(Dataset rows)

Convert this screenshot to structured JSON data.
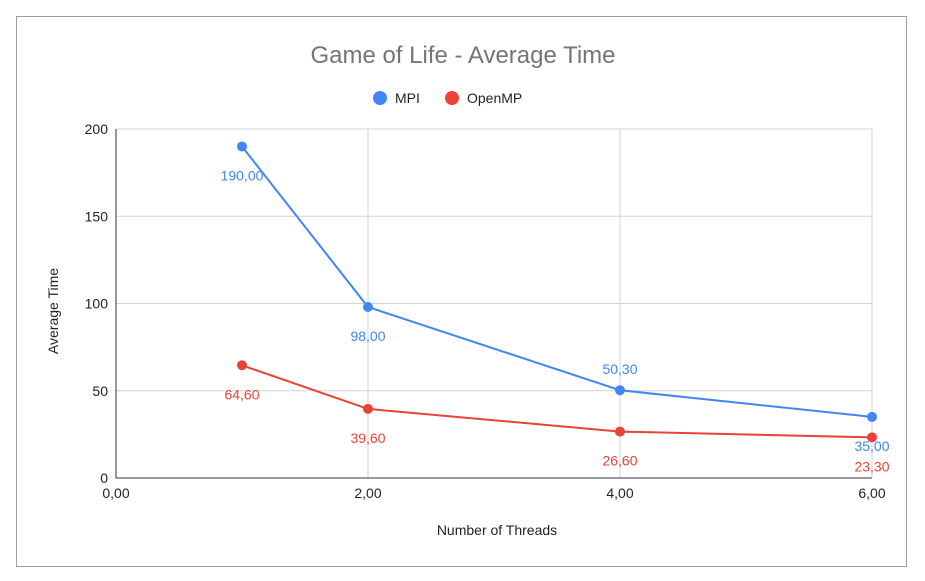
{
  "chart_data": {
    "type": "line",
    "title": "Game of Life - Average Time",
    "xlabel": "Number of Threads",
    "ylabel": "Average Time",
    "xlim": [
      0,
      6
    ],
    "ylim": [
      0,
      200
    ],
    "x_ticks": [
      "0,00",
      "2,00",
      "4,00",
      "6,00"
    ],
    "x_tick_values": [
      0,
      2,
      4,
      6
    ],
    "y_ticks": [
      "0",
      "50",
      "100",
      "150",
      "200"
    ],
    "y_tick_values": [
      0,
      50,
      100,
      150,
      200
    ],
    "grid": true,
    "legend_position": "top",
    "series": [
      {
        "name": "MPI",
        "color": "#4285f4",
        "x": [
          1,
          2,
          4,
          6
        ],
        "y": [
          190,
          98,
          50.3,
          35
        ],
        "labels": [
          "190,00",
          "98,00",
          "50,30",
          "35,00"
        ]
      },
      {
        "name": "OpenMP",
        "color": "#ea4335",
        "x": [
          1,
          2,
          4,
          6
        ],
        "y": [
          64.6,
          39.6,
          26.6,
          23.3
        ],
        "labels": [
          "64,60",
          "39,60",
          "26,60",
          "23,30"
        ]
      }
    ]
  }
}
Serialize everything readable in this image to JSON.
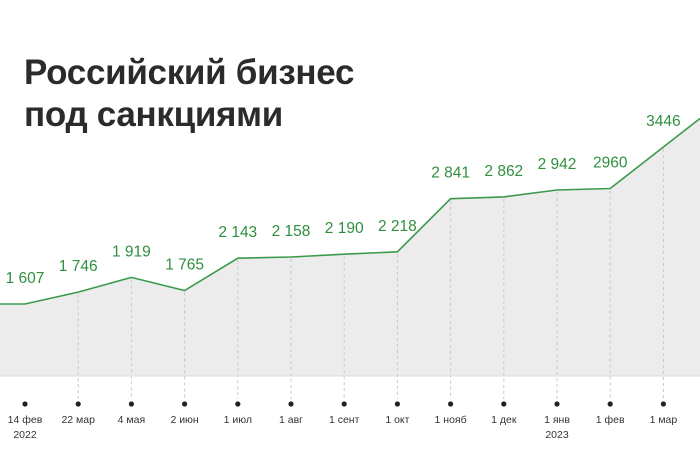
{
  "title": "Российский бизнес\nпод санкциями",
  "colors": {
    "line": "#3a9a4a",
    "value_text": "#2f8f3f",
    "area": "#ececec",
    "grid": "#c8c8c8",
    "axis": "#dcdcdc",
    "dot": "#222222"
  },
  "chart_data": {
    "type": "area",
    "title": "Российский бизнес под санкциями",
    "xlabel": "",
    "ylabel": "",
    "grid": "vertical dashed",
    "categories": [
      "14 фев",
      "22 мар",
      "4 мая",
      "2 июн",
      "1 июл",
      "1 авг",
      "1 сент",
      "1 окт",
      "1 нояб",
      "1 дек",
      "1 янв",
      "1 фев",
      "1 мар"
    ],
    "sub_labels": [
      "2022",
      "",
      "",
      "",
      "",
      "",
      "",
      "",
      "",
      "",
      "2023",
      "",
      ""
    ],
    "values": [
      1607,
      1746,
      1919,
      1765,
      2143,
      2158,
      2190,
      2218,
      2841,
      2862,
      2942,
      2960,
      3446
    ],
    "value_labels": [
      "1 607",
      "1 746",
      "1 919",
      "1 765",
      "2 143",
      "2 158",
      "2 190",
      "2 218",
      "2 841",
      "2 862",
      "2 942",
      "2960",
      "3446"
    ]
  }
}
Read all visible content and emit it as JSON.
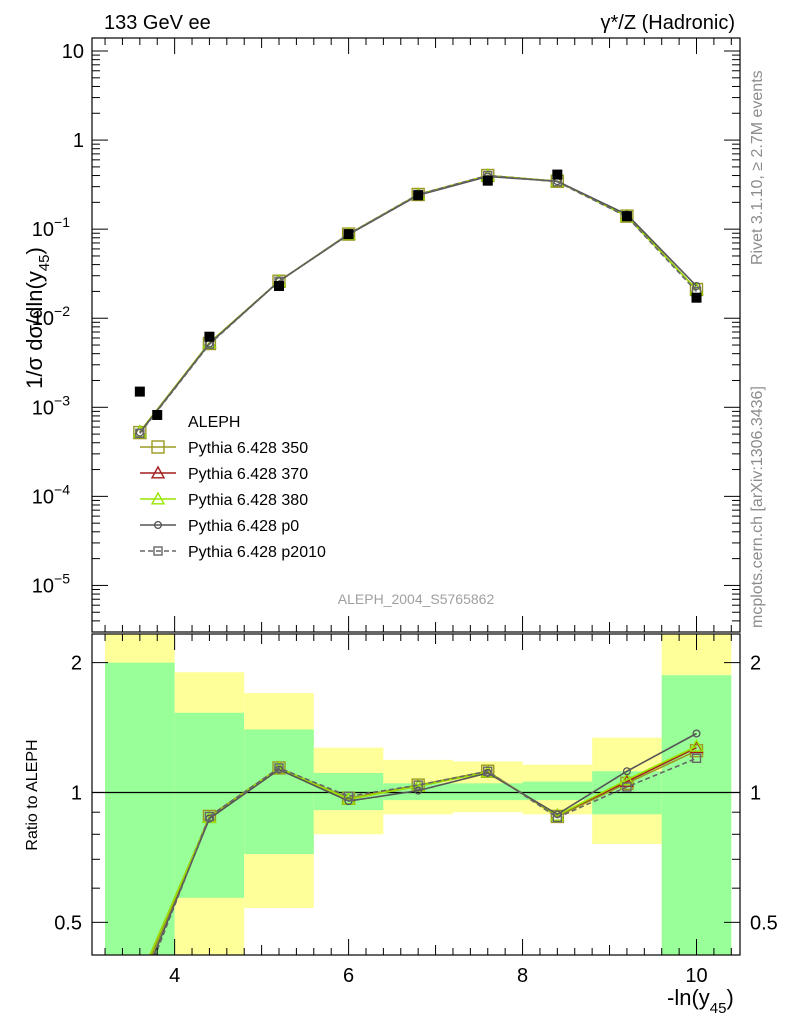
{
  "chart_data": {
    "type": "line",
    "header": {
      "left": "133 GeV ee",
      "right": "γ*/Z (Hadronic)"
    },
    "side_labels": {
      "rivet": "Rivet 3.1.10, ≥ 2.7M events",
      "mcplots": "mcplots.cern.ch [arXiv:1306.3436]"
    },
    "analysis_id": "ALEPH_2004_S5765862",
    "xlabel": "-ln(y45)",
    "ylabel": "1/σ dσ/dln(y45)",
    "ratio_ylabel": "Ratio to ALEPH",
    "xlim": [
      3.05,
      10.5
    ],
    "ylim_main": [
      3e-06,
      14
    ],
    "ylim_ratio": [
      0.42,
      2.33
    ],
    "y_scale_main": "log",
    "y_scale_ratio": "log",
    "x_ticks": [
      4,
      6,
      8,
      10
    ],
    "y_tick_labels_main": [
      "10",
      "1",
      "10-1",
      "10-2",
      "10-3",
      "10-4",
      "10-5"
    ],
    "ratio_tick_labels": [
      "0.5",
      "1",
      "2"
    ],
    "legend": {
      "position": "lower-left",
      "entries": [
        "ALEPH",
        "Pythia 6.428 350",
        "Pythia 6.428 370",
        "Pythia 6.428 380",
        "Pythia 6.428 p0",
        "Pythia 6.428 p2010"
      ]
    },
    "data": {
      "name": "ALEPH",
      "x": [
        3.6,
        3.8,
        4.4,
        5.2,
        6.0,
        6.8,
        7.6,
        8.4,
        9.2,
        10.0
      ],
      "y": [
        0.0015,
        0.00082,
        0.0062,
        0.023,
        0.088,
        0.24,
        0.35,
        0.41,
        0.14,
        0.017
      ]
    },
    "bands": [
      {
        "x": [
          3.2,
          4.0
        ],
        "stat": [
          0.28,
          2.0
        ],
        "total": [
          0.2,
          2.6
        ]
      },
      {
        "x": [
          4.0,
          4.8
        ],
        "stat": [
          0.57,
          1.53
        ],
        "total": [
          0.41,
          1.9
        ]
      },
      {
        "x": [
          4.8,
          5.6
        ],
        "stat": [
          0.72,
          1.4
        ],
        "total": [
          0.54,
          1.7
        ]
      },
      {
        "x": [
          5.6,
          6.4
        ],
        "stat": [
          0.91,
          1.11
        ],
        "total": [
          0.8,
          1.27
        ]
      },
      {
        "x": [
          6.4,
          7.2
        ],
        "stat": [
          0.96,
          1.05
        ],
        "total": [
          0.89,
          1.19
        ]
      },
      {
        "x": [
          7.2,
          8.0
        ],
        "stat": [
          0.96,
          1.05
        ],
        "total": [
          0.9,
          1.18
        ]
      },
      {
        "x": [
          8.0,
          8.8
        ],
        "stat": [
          0.96,
          1.06
        ],
        "total": [
          0.89,
          1.16
        ]
      },
      {
        "x": [
          8.8,
          9.6
        ],
        "stat": [
          0.89,
          1.12
        ],
        "total": [
          0.76,
          1.34
        ]
      },
      {
        "x": [
          9.6,
          10.4
        ],
        "stat": [
          0.35,
          1.87
        ],
        "total": [
          0.25,
          2.5
        ]
      }
    ],
    "series": [
      {
        "name": "Pythia 6.428 350",
        "color": "#9a9a22",
        "marker": "square",
        "dash": false,
        "x": [
          3.6,
          4.4,
          5.2,
          6.0,
          6.8,
          7.6,
          8.4,
          9.2,
          10.0
        ],
        "y": [
          0.00052,
          0.0052,
          0.026,
          0.088,
          0.245,
          0.4,
          0.345,
          0.14,
          0.021
        ],
        "ratio_x": [
          3.6,
          4.4,
          5.2,
          6.0,
          6.8,
          7.6,
          8.4,
          9.2,
          10.0
        ],
        "ratio": [
          0.36,
          0.88,
          1.14,
          0.97,
          1.04,
          1.12,
          0.88,
          1.05,
          1.25
        ]
      },
      {
        "name": "Pythia 6.428 370",
        "color": "#a31f1f",
        "marker": "triangle",
        "dash": false,
        "x": [
          3.6,
          4.4,
          5.2,
          6.0,
          6.8,
          7.6,
          8.4,
          9.2,
          10.0
        ],
        "y": [
          0.00053,
          0.0053,
          0.026,
          0.088,
          0.244,
          0.4,
          0.345,
          0.14,
          0.021
        ],
        "ratio_x": [
          3.6,
          4.4,
          5.2,
          6.0,
          6.8,
          7.6,
          8.4,
          9.2,
          10.0
        ],
        "ratio": [
          0.37,
          0.875,
          1.14,
          0.965,
          1.035,
          1.115,
          0.885,
          1.06,
          1.27
        ]
      },
      {
        "name": "Pythia 6.428 380",
        "color": "#99e600",
        "marker": "triangle",
        "dash": false,
        "x": [
          3.6,
          4.4,
          5.2,
          6.0,
          6.8,
          7.6,
          8.4,
          9.2,
          10.0
        ],
        "y": [
          0.00053,
          0.0053,
          0.026,
          0.088,
          0.244,
          0.4,
          0.345,
          0.14,
          0.021
        ],
        "ratio_x": [
          3.6,
          4.4,
          5.2,
          6.0,
          6.8,
          7.6,
          8.4,
          9.2,
          10.0
        ],
        "ratio": [
          0.37,
          0.875,
          1.14,
          0.965,
          1.035,
          1.115,
          0.885,
          1.07,
          1.28
        ]
      },
      {
        "name": "Pythia 6.428 p0",
        "color": "#555555",
        "marker": "circle",
        "dash": false,
        "x": [
          3.6,
          4.4,
          5.2,
          6.0,
          6.8,
          7.6,
          8.4,
          9.2,
          10.0
        ],
        "y": [
          0.00052,
          0.0052,
          0.026,
          0.087,
          0.24,
          0.39,
          0.345,
          0.146,
          0.023
        ],
        "ratio_x": [
          3.6,
          4.4,
          5.2,
          6.0,
          6.8,
          7.6,
          8.4,
          9.2,
          10.0
        ],
        "ratio": [
          0.35,
          0.87,
          1.13,
          0.955,
          1.01,
          1.11,
          0.89,
          1.12,
          1.37
        ]
      },
      {
        "name": "Pythia 6.428 p2010",
        "color": "#666666",
        "marker": "square",
        "dash": true,
        "x": [
          3.6,
          4.4,
          5.2,
          6.0,
          6.8,
          7.6,
          8.4,
          9.2,
          10.0
        ],
        "y": [
          0.00051,
          0.0051,
          0.026,
          0.088,
          0.245,
          0.4,
          0.34,
          0.138,
          0.02
        ],
        "ratio_x": [
          3.6,
          4.4,
          5.2,
          6.0,
          6.8,
          7.6,
          8.4,
          9.2,
          10.0
        ],
        "ratio": [
          0.34,
          0.88,
          1.14,
          0.98,
          1.04,
          1.12,
          0.875,
          1.03,
          1.2
        ]
      }
    ]
  }
}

Task prompt: Out of the material above, gather each line where "Российский" appears.

Task response:
  "title": "Российский бизнес\nпод санкциями",
    "title": "Российский бизнес под санкциями",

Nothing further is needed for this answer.